(Exercise details): Tally the lines in the data below in which the word "entwickeln" occurs, then give only the total.

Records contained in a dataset
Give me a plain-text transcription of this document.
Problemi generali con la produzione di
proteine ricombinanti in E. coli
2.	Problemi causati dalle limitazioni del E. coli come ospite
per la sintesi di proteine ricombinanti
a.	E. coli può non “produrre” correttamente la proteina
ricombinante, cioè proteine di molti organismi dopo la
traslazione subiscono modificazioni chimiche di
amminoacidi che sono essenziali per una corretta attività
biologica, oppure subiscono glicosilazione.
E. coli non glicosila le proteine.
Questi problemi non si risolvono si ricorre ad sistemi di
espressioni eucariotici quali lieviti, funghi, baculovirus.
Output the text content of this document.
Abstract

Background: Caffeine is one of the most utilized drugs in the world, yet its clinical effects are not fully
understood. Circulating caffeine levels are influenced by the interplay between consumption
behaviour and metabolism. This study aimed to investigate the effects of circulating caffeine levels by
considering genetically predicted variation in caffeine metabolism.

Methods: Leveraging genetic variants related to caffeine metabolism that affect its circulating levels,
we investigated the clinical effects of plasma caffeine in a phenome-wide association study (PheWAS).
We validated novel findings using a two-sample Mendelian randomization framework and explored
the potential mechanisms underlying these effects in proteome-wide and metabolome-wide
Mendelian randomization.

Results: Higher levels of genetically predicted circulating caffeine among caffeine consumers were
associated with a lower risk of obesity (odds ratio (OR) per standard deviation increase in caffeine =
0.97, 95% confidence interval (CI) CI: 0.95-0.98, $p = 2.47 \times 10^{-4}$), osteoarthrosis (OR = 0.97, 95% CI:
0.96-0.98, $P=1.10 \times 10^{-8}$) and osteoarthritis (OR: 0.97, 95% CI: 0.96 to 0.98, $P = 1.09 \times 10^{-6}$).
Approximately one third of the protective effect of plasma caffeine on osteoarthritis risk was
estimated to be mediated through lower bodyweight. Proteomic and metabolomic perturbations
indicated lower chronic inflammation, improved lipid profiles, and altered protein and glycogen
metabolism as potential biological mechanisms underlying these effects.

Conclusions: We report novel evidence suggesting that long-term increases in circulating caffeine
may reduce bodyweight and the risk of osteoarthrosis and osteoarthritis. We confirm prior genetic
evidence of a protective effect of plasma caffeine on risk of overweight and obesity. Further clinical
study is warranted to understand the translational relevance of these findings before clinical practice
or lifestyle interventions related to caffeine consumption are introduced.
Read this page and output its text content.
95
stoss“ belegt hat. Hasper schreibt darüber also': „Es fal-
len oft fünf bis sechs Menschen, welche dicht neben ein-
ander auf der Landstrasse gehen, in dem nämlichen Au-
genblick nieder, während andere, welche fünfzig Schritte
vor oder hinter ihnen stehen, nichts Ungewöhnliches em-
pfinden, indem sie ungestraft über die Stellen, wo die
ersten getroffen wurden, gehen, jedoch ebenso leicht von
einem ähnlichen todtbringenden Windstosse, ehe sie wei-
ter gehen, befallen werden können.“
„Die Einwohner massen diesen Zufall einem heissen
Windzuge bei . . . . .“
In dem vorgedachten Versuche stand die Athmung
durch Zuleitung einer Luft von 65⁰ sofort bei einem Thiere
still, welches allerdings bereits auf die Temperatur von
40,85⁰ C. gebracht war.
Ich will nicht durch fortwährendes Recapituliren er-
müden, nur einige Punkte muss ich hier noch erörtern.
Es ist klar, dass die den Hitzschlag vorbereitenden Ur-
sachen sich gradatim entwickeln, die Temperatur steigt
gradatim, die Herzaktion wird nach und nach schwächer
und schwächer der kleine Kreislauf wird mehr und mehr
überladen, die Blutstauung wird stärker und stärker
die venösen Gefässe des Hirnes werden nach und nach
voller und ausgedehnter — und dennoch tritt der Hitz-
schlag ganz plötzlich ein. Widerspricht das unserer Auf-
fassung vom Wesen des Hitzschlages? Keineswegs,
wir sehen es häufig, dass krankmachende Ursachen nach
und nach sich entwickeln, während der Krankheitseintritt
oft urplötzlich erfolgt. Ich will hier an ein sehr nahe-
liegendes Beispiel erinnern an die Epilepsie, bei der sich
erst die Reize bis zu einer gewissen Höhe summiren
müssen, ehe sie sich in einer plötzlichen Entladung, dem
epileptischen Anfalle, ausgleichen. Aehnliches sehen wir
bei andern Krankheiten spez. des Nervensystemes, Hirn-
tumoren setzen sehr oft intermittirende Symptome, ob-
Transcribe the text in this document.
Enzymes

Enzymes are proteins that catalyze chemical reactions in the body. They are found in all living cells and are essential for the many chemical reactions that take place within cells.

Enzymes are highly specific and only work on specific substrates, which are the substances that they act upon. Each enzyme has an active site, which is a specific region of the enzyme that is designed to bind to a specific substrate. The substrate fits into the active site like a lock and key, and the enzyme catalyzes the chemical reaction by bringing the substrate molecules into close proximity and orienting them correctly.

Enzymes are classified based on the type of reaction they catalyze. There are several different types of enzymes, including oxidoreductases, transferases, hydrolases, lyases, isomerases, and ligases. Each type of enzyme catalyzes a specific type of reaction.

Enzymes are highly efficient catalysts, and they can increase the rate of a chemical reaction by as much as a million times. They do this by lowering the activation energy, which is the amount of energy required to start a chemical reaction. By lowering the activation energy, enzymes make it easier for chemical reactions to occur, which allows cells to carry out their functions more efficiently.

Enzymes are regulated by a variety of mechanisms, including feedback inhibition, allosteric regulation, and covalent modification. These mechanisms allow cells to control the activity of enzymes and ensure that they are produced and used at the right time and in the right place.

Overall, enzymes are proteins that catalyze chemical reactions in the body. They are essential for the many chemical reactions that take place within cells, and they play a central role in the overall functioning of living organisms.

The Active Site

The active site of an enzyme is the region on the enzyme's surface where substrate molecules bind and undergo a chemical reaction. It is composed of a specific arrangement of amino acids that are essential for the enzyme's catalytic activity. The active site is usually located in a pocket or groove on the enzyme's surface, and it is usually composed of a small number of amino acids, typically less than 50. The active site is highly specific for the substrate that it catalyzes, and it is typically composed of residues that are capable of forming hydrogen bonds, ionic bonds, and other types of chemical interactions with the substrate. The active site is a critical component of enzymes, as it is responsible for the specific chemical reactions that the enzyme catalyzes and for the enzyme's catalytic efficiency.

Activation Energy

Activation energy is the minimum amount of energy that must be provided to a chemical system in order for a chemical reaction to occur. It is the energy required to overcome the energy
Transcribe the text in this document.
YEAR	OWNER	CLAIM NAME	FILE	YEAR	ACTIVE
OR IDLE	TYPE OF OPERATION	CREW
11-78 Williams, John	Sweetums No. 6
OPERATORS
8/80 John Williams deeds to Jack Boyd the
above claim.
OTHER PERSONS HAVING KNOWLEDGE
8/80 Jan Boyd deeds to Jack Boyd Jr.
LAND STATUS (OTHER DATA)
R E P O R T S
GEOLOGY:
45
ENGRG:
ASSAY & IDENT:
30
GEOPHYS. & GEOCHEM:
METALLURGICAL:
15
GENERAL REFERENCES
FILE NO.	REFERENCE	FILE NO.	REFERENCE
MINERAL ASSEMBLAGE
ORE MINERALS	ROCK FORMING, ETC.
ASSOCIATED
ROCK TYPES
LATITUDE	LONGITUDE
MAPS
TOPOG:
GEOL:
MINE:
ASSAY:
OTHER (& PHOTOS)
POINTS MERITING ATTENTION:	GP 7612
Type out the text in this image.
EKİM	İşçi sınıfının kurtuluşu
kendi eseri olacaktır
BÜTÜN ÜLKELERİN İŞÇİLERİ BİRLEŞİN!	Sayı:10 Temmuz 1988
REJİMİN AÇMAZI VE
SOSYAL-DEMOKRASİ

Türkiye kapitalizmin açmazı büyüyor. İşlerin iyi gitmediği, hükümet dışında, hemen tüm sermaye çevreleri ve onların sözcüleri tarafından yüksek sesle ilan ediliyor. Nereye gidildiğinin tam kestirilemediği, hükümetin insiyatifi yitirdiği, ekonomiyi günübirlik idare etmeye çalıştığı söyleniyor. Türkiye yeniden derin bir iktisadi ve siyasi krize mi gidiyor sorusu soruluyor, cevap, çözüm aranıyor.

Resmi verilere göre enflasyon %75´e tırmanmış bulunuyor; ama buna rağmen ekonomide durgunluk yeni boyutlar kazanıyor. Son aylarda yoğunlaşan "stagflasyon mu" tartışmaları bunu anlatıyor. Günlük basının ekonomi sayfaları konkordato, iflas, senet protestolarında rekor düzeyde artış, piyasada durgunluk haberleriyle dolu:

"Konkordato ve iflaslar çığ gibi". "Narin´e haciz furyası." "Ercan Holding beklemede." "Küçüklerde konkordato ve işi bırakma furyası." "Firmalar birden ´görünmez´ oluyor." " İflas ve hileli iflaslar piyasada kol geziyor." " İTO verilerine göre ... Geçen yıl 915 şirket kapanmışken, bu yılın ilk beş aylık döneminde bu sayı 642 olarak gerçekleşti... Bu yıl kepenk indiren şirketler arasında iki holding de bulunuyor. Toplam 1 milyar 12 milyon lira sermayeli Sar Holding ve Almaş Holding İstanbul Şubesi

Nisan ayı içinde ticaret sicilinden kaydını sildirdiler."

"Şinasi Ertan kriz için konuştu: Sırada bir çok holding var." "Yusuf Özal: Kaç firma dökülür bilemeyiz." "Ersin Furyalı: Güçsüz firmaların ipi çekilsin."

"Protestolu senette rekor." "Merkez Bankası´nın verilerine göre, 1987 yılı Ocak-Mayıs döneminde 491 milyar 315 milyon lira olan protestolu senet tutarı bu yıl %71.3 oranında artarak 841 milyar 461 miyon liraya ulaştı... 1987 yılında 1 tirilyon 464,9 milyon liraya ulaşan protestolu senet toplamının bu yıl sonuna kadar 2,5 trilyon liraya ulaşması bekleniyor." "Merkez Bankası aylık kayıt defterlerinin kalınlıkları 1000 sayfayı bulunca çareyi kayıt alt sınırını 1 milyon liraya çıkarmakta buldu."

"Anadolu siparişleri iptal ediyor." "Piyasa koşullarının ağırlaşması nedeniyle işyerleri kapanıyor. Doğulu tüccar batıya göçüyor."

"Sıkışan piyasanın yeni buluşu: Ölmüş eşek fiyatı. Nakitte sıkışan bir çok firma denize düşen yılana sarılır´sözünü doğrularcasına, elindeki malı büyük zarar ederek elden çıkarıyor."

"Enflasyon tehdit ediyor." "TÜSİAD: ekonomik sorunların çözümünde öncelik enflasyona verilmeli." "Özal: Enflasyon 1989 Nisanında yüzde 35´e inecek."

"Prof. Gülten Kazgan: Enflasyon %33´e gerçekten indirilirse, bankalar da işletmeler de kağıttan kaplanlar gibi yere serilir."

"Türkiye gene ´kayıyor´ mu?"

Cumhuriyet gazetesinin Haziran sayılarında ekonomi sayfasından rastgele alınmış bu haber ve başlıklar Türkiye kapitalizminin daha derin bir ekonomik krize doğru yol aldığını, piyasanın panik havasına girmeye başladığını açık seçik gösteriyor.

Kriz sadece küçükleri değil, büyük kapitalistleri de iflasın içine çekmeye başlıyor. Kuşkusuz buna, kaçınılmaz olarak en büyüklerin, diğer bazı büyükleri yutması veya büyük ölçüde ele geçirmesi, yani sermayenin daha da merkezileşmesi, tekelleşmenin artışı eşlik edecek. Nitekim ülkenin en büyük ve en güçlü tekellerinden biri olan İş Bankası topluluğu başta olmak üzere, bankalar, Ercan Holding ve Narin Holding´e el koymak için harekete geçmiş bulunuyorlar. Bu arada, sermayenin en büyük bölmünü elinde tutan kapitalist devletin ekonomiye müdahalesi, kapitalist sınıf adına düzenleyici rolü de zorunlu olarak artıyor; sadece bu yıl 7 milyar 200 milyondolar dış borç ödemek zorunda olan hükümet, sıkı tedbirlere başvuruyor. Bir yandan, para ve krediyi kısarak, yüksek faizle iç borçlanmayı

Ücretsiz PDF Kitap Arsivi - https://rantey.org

(Task output): 2